— THE REQUEST —
Write out the data below in full, unchanged, minus the images.

— RECORDS PROVIDED —

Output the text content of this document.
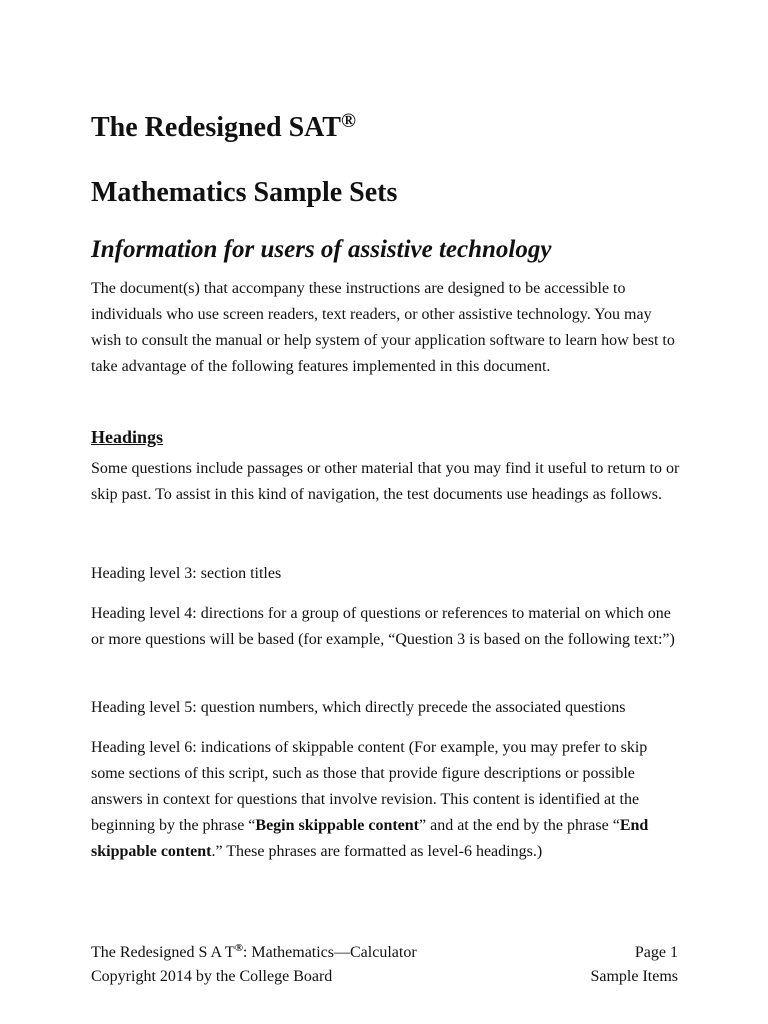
The Redesigned SAT®
Mathematics Sample Sets
Information for users of assistive technology

The document(s) that accompany these instructions are designed to be accessible to individuals who use screen readers, text readers, or other assistive technology. You may wish to consult the manual or help system of your application software to learn how best to take advantage of the following features implemented in this document.

Headings

Some questions include passages or other material that you may find it useful to return to or skip past. To assist in this kind of navigation, the test documents use headings as follows.

Heading level 3: section titles

Heading level 4: directions for a group of questions or references to material on which one or more questions will be based (for example, “Question 3 is based on the following text:”)

Heading level 5: question numbers, which directly precede the associated questions

Heading level 6: indications of skippable content (For example, you may prefer to skip some sections of this script, such as those that provide figure descriptions or possible answers in context for questions that involve revision. This content is identified at the beginning by the phrase “Begin skippable content” and at the end by the phrase “End skippable content.” These phrases are formatted as level-6 headings.)

The Redesigned S A T®: Mathematics—Calculator
Copyright 2014 by the College Board
Page 1
Sample Items
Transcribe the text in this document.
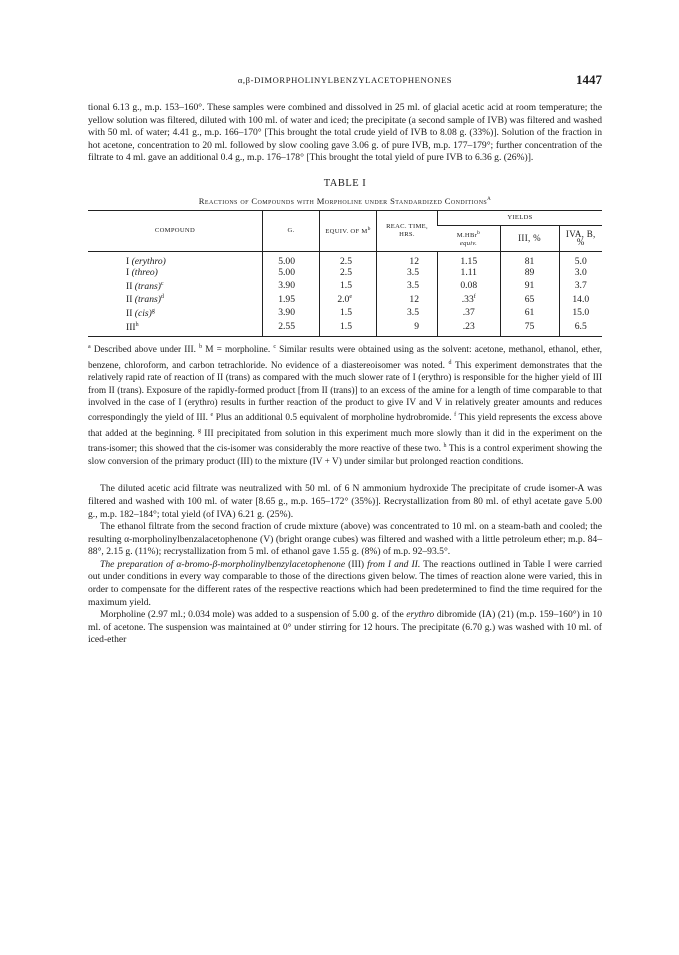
α,β-DIMORPHOLINYLBENZYLACETOPHENONES	1447

tional 6.13 g., m.p. 153–160°. These samples were combined and dissolved in 25 ml. of glacial acetic acid at room temperature; the yellow solution was filtered, diluted with 100 ml. of water and iced; the precipitate (a second sample of IVB) was filtered and washed with 50 ml. of water; 4.41 g., m.p. 166–170° [This brought the total crude yield of IVB to 8.08 g. (33%)]. Solution of the fraction in hot acetone, concentration to 20 ml. followed by slow cooling gave 3.06 g. of pure IVB, m.p. 177–179°; further concentration of the filtrate to 4 ml. gave an additional 0.4 g., m.p. 176–178° [This brought the total yield of pure IVB to 6.36 g. (26%)].

TABLE I
Reactions of Compounds with Morpholine under Standardized Conditions$^a$
COMPOUND	G.	EQUIV. OF $M^b$	REAC. TIME, HRS.	YIELDS		
				M.HBr$^b$
equiv.	III, %	IVA, B, %
I (erythro)	5.00	2.5	12	1.15	81	5.0
I (threo)	5.00	2.5	3.5	1.11	89	3.0
II (trans)$^c$	3.90	1.5	3.5	0.08	91	3.7
II (trans)$^d$	1.95	2.0e	12	.33$^f$	65	14.0
II (cis)$^g$	3.90	1.5	3.5	.37	61	15.0
III$^h$	2.55	1.5	9	.23	75	6.5

$^a$ Described above under III. $^b$ M = morpholine. $^c$ Similar results were obtained using as the solvent: acetone, methanol, ethanol, ether, benzene, chloroform, and carbon tetrachloride. No evidence of a diastereoisomer was noted. $^d$ This experiment demonstrates that the relatively rapid rate of reaction of II (trans) as compared with the much slower rate of I (erythro) is responsible for the higher yield of III from II (trans). Exposure of the rapidly-formed product [from II (trans)] to an excess of the amine for a length of time comparable to that involved in the case of I (erythro) results in further reaction of the product to give IV and V in relatively greater amounts and reduces correspondingly the yield of III. $^e$ Plus an additional 0.5 equivalent of morpholine hydrobromide. $^f$ This yield represents the excess above that added at the beginning. $^g$ III precipitated from solution in this experiment much more slowly than it did in the experiment on the trans-isomer; this showed that the cis-isomer was considerably the more reactive of these two. $^h$ This is a control experiment showing the slow conversion of the primary product (III) to the mixture (IV + V) under similar but prolonged reaction conditions.

The diluted acetic acid filtrate was neutralized with 50 ml. of 6 N ammonium hydroxide The precipitate of crude isomer-A was filtered and washed with 100 ml. of water [8.65 g., m.p. 165–172° (35%)]. Recrystallization from 80 ml. of ethyl acetate gave 5.00 g., m.p. 182–184°; total yield (of IVA) 6.21 g. (25%).

The ethanol filtrate from the second fraction of crude mixture (above) was concentrated to 10 ml. on a steam-bath and cooled; the resulting α-morpholinylbenzalacetophenone (V) (bright orange cubes) was filtered and washed with a little petroleum ether; m.p. 84–88°, 2.15 g. (11%); recrystallization from 5 ml. of ethanol gave 1.55 g. (8%) of m.p. 92–93.5°.

The preparation of α-bromo-β-morpholinylbenzylacetophenone (III) from I and II. The reactions outlined in Table I were carried out under conditions in every way comparable to those of the directions given below. The times of reaction alone were varied, this in order to compensate for the different rates of the respective reactions which had been predetermined to find the time required for the maximum yield.

Morpholine (2.97 ml.; 0.034 mole) was added to a suspension of 5.00 g. of the erythro dibromide (IA) (21) (m.p. 159–160°) in 10 ml. of acetone. The suspension was maintained at 0° under stirring for 12 hours. The precipitate (6.70 g.) was washed with 10 ml. of iced-ether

— CORRECT RESULT —
Output the text content of this document.
The Redesigned SAT®
Mathematics Sample Sets
Information for users of assistive technology

The document(s) that accompany these instructions are designed to be accessible to individuals who use screen readers, text readers, or other assistive technology. You may wish to consult the manual or help system of your application software to learn how best to take advantage of the following features implemented in this document.

Headings

Some questions include passages or other material that you may find it useful to return to or skip past. To assist in this kind of navigation, the test documents use headings as follows.

Heading level 3: section titles

Heading level 4: directions for a group of questions or references to material on which one or more questions will be based (for example, “Question 3 is based on the following text:”)

Heading level 5: question numbers, which directly precede the associated questions

Heading level 6: indications of skippable content (For example, you may prefer to skip some sections of this script, such as those that provide figure descriptions or possible answers in context for questions that involve revision. This content is identified at the beginning by the phrase “Begin skippable content” and at the end by the phrase “End skippable content.” These phrases are formatted as level-6 headings.)

The Redesigned S A T®: Mathematics—Calculator
Copyright 2014 by the College Board
Page 1
Sample Items
Transcribe the text in this document.
α,β-DIMORPHOLINYLBENZYLACETOPHENONES	1447

tional 6.13 g., m.p. 153–160°. These samples were combined and dissolved in 25 ml. of glacial acetic acid at room temperature; the yellow solution was filtered, diluted with 100 ml. of water and iced; the precipitate (a second sample of IVB) was filtered and washed with 50 ml. of water; 4.41 g., m.p. 166–170° [This brought the total crude yield of IVB to 8.08 g. (33%)]. Solution of the fraction in hot acetone, concentration to 20 ml. followed by slow cooling gave 3.06 g. of pure IVB, m.p. 177–179°; further concentration of the filtrate to 4 ml. gave an additional 0.4 g., m.p. 176–178° [This brought the total yield of pure IVB to 6.36 g. (26%)].

TABLE I
Reactions of Compounds with Morpholine under Standardized Conditions$^a$
COMPOUND	G.	EQUIV. OF $M^b$	REAC. TIME, HRS.	YIELDS		
				M.HBr$^b$
equiv.	III, %	IVA, B, %
I (erythro)	5.00	2.5	12	1.15	81	5.0
I (threo)	5.00	2.5	3.5	1.11	89	3.0
II (trans)$^c$	3.90	1.5	3.5	0.08	91	3.7
II (trans)$^d$	1.95	2.0e	12	.33$^f$	65	14.0
II (cis)$^g$	3.90	1.5	3.5	.37	61	15.0
III$^h$	2.55	1.5	9	.23	75	6.5

$^a$ Described above under III. $^b$ M = morpholine. $^c$ Similar results were obtained using as the solvent: acetone, methanol, ethanol, ether, benzene, chloroform, and carbon tetrachloride. No evidence of a diastereoisomer was noted. $^d$ This experiment demonstrates that the relatively rapid rate of reaction of II (trans) as compared with the much slower rate of I (erythro) is responsible for the higher yield of III from II (trans). Exposure of the rapidly-formed product [from II (trans)] to an excess of the amine for a length of time comparable to that involved in the case of I (erythro) results in further reaction of the product to give IV and V in relatively greater amounts and reduces correspondingly the yield of III. $^e$ Plus an additional 0.5 equivalent of morpholine hydrobromide. $^f$ This yield represents the excess above that added at the beginning. $^g$ III precipitated from solution in this experiment much more slowly than it did in the experiment on the trans-isomer; this showed that the cis-isomer was considerably the more reactive of these two. $^h$ This is a control experiment showing the slow conversion of the primary product (III) to the mixture (IV + V) under similar but prolonged reaction conditions.

The diluted acetic acid filtrate was neutralized with 50 ml. of 6 N ammonium hydroxide The precipitate of crude isomer-A was filtered and washed with 100 ml. of water [8.65 g., m.p. 165–172° (35%)]. Recrystallization from 80 ml. of ethyl acetate gave 5.00 g., m.p. 182–184°; total yield (of IVA) 6.21 g. (25%).

The ethanol filtrate from the second fraction of crude mixture (above) was concentrated to 10 ml. on a steam-bath and cooled; the resulting α-morpholinylbenzalacetophenone (V) (bright orange cubes) was filtered and washed with a little petroleum ether; m.p. 84–88°, 2.15 g. (11%); recrystallization from 5 ml. of ethanol gave 1.55 g. (8%) of m.p. 92–93.5°.

The preparation of α-bromo-β-morpholinylbenzylacetophenone (III) from I and II. The reactions outlined in Table I were carried out under conditions in every way comparable to those of the directions given below. The times of reaction alone were varied, this in order to compensate for the different rates of the respective reactions which had been predetermined to find the time required for the maximum yield.

Morpholine (2.97 ml.; 0.034 mole) was added to a suspension of 5.00 g. of the erythro dibromide (IA) (21) (m.p. 159–160°) in 10 ml. of acetone. The suspension was maintained at 0° under stirring for 12 hours. The precipitate (6.70 g.) was washed with 10 ml. of iced-ether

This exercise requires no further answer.